TASK BRIEF:
Express the material as a JSON list of strings, one string per line and no blank lines. Begin at the first line of the material and stop after the line that contains "answer-4 <box>146 1156 1096 1279</box>".

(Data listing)
——

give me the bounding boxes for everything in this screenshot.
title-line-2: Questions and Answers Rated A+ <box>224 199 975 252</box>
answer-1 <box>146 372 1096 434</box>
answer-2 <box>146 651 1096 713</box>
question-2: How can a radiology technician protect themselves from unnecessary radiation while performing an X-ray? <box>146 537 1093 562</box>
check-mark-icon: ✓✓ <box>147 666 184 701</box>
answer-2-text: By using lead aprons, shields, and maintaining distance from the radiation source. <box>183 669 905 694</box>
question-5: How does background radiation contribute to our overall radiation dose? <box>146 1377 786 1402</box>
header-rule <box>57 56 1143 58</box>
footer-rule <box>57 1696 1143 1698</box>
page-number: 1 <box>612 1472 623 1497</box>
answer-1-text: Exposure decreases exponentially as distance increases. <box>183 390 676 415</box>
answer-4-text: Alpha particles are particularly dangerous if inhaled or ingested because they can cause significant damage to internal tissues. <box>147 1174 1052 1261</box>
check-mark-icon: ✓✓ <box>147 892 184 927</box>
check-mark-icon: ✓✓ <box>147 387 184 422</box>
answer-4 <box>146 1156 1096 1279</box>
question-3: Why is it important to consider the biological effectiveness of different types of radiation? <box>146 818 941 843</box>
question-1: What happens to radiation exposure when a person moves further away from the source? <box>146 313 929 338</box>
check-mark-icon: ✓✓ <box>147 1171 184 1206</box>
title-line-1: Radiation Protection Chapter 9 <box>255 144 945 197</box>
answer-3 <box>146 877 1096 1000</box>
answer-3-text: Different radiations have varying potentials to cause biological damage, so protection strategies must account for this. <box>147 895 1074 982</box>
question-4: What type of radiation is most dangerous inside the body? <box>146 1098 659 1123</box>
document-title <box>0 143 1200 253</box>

——

OUTPUT FOR THIS EXERCISE:
[
  "give me the bounding boxes for everything in this screenshot.",
  "title-line-2: Questions and Answers Rated A+ <box>224 199 975 252</box>",
  "answer-1 <box>146 372 1096 434</box>",
  "answer-2 <box>146 651 1096 713</box>",
  "question-2: How can a radiology technician protect themselves from unnecessary radiation while performing an X-ray? <box>146 537 1093 562</box>",
  "check-mark-icon: ✓✓ <box>147 666 184 701</box>",
  "answer-2-text: By using lead aprons, shields, and maintaining distance from the radiation source. <box>183 669 905 694</box>",
  "question-5: How does background radiation contribute to our overall radiation dose? <box>146 1377 786 1402</box>",
  "header-rule <box>57 56 1143 58</box>",
  "footer-rule <box>57 1696 1143 1698</box>",
  "page-number: 1 <box>612 1472 623 1497</box>",
  "answer-1-text: Exposure decreases exponentially as distance increases. <box>183 390 676 415</box>",
  "answer-4-text: Alpha particles are particularly dangerous if inhaled or ingested because they can cause significant damage to internal tissues. <box>147 1174 1052 1261</box>",
  "check-mark-icon: ✓✓ <box>147 892 184 927</box>",
  "check-mark-icon: ✓✓ <box>147 387 184 422</box>",
  "answer-4 <box>146 1156 1096 1279</box>"
]